» **Aim of the task**
Your task is to repeat the entries underneath exactly, minus the pictures.

[Begin Records for the exercise]

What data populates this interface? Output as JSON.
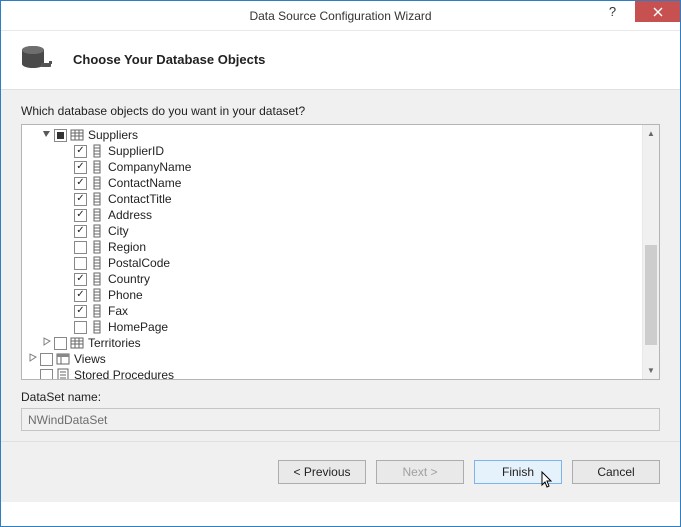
{
  "window": {
    "title": "Data Source Configuration Wizard"
  },
  "header": {
    "title": "Choose Your Database Objects"
  },
  "content": {
    "prompt": "Which database objects do you want in your dataset?",
    "dataset_label": "DataSet name:",
    "dataset_name": "NWindDataSet"
  },
  "tree": {
    "suppliers_label": "Suppliers",
    "columns": [
      {
        "label": "SupplierID",
        "checked": true
      },
      {
        "label": "CompanyName",
        "checked": true
      },
      {
        "label": "ContactName",
        "checked": true
      },
      {
        "label": "ContactTitle",
        "checked": true
      },
      {
        "label": "Address",
        "checked": true
      },
      {
        "label": "City",
        "checked": true
      },
      {
        "label": "Region",
        "checked": false
      },
      {
        "label": "PostalCode",
        "checked": false
      },
      {
        "label": "Country",
        "checked": true
      },
      {
        "label": "Phone",
        "checked": true
      },
      {
        "label": "Fax",
        "checked": true
      },
      {
        "label": "HomePage",
        "checked": false
      }
    ],
    "territories_label": "Territories",
    "views_label": "Views",
    "sprocs_label": "Stored Procedures"
  },
  "buttons": {
    "previous": "< Previous",
    "next": "Next >",
    "finish": "Finish",
    "cancel": "Cancel"
  }
}
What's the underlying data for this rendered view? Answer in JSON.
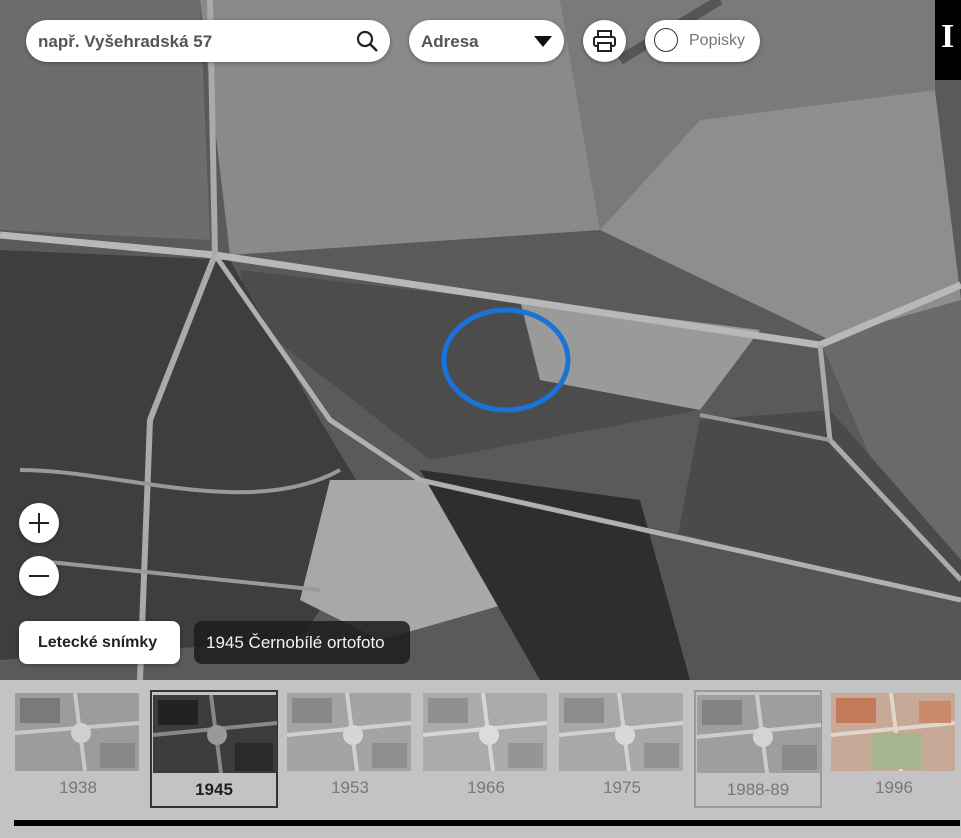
{
  "search": {
    "placeholder": "např. Vyšehradská 57"
  },
  "search_type": {
    "value": "Adresa"
  },
  "labels_toggle": {
    "label": "Popisky",
    "checked": false
  },
  "logo": {
    "text": "I"
  },
  "zoom": {
    "in_label": "+",
    "out_label": "−"
  },
  "layers": {
    "button_label": "Letecké snímky",
    "active_layer": "1945 Černobílé ortofoto"
  },
  "timeline": [
    {
      "year": "1938",
      "selected": false,
      "highlight": false,
      "colored": false
    },
    {
      "year": "1945",
      "selected": true,
      "highlight": false,
      "colored": false
    },
    {
      "year": "1953",
      "selected": false,
      "highlight": false,
      "colored": false
    },
    {
      "year": "1966",
      "selected": false,
      "highlight": false,
      "colored": false
    },
    {
      "year": "1975",
      "selected": false,
      "highlight": false,
      "colored": false
    },
    {
      "year": "1988-89",
      "selected": false,
      "highlight": true,
      "colored": false
    },
    {
      "year": "1996",
      "selected": false,
      "highlight": false,
      "colored": true
    }
  ],
  "colors": {
    "highlight_circle": "#1a73d9",
    "timeline_bg": "#ebebeb",
    "selected_border": "#333333"
  }
}
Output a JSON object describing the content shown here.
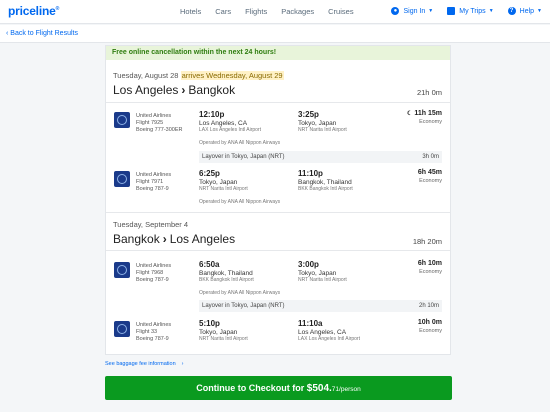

[End Records for the exercise]

» **Task output**
What data populates this interface? Output as JSON.
{
  "window": {
    "title": "Data Source Configuration Wizard"
  },
  "header": {
    "title": "Choose Your Database Objects"
  },
  "content": {
    "prompt": "Which database objects do you want in your dataset?",
    "dataset_label": "DataSet name:",
    "dataset_name": "NWindDataSet"
  },
  "tree": {
    "suppliers_label": "Suppliers",
    "columns": [
      {
        "label": "SupplierID",
        "checked": true
      },
      {
        "label": "CompanyName",
        "checked": true
      },
      {
        "label": "ContactName",
        "checked": true
      },
      {
        "label": "ContactTitle",
        "checked": true
      },
      {
        "label": "Address",
        "checked": true
      },
      {
        "label": "City",
        "checked": true
      },
      {
        "label": "Region",
        "checked": false
      },
      {
        "label": "PostalCode",
        "checked": false
      },
      {
        "label": "Country",
        "checked": true
      },
      {
        "label": "Phone",
        "checked": true
      },
      {
        "label": "Fax",
        "checked": true
      },
      {
        "label": "HomePage",
        "checked": false
      }
    ],
    "territories_label": "Territories",
    "views_label": "Views",
    "sprocs_label": "Stored Procedures"
  },
  "buttons": {
    "previous": "< Previous",
    "next": "Next >",
    "finish": "Finish",
    "cancel": "Cancel"
  }
}
What's the underlying data for this rendered view? Answer in JSON.
{
  "search": {
    "placeholder": "např. Vyšehradská 57"
  },
  "search_type": {
    "value": "Adresa"
  },
  "labels_toggle": {
    "label": "Popisky",
    "checked": false
  },
  "logo": {
    "text": "I"
  },
  "zoom": {
    "in_label": "+",
    "out_label": "−"
  },
  "layers": {
    "button_label": "Letecké snímky",
    "active_layer": "1945 Černobílé ortofoto"
  },
  "timeline": [
    {
      "year": "1938",
      "selected": false,
      "highlight": false,
      "colored": false
    },
    {
      "year": "1945",
      "selected": true,
      "highlight": false,
      "colored": false
    },
    {
      "year": "1953",
      "selected": false,
      "highlight": false,
      "colored": false
    },
    {
      "year": "1966",
      "selected": false,
      "highlight": false,
      "colored": false
    },
    {
      "year": "1975",
      "selected": false,
      "highlight": false,
      "colored": false
    },
    {
      "year": "1988-89",
      "selected": false,
      "highlight": true,
      "colored": false
    },
    {
      "year": "1996",
      "selected": false,
      "highlight": false,
      "colored": true
    }
  ],
  "colors": {
    "highlight_circle": "#1a73d9",
    "timeline_bg": "#ebebeb",
    "selected_border": "#333333"
  }
}
Output a JSON object describing the content shown here.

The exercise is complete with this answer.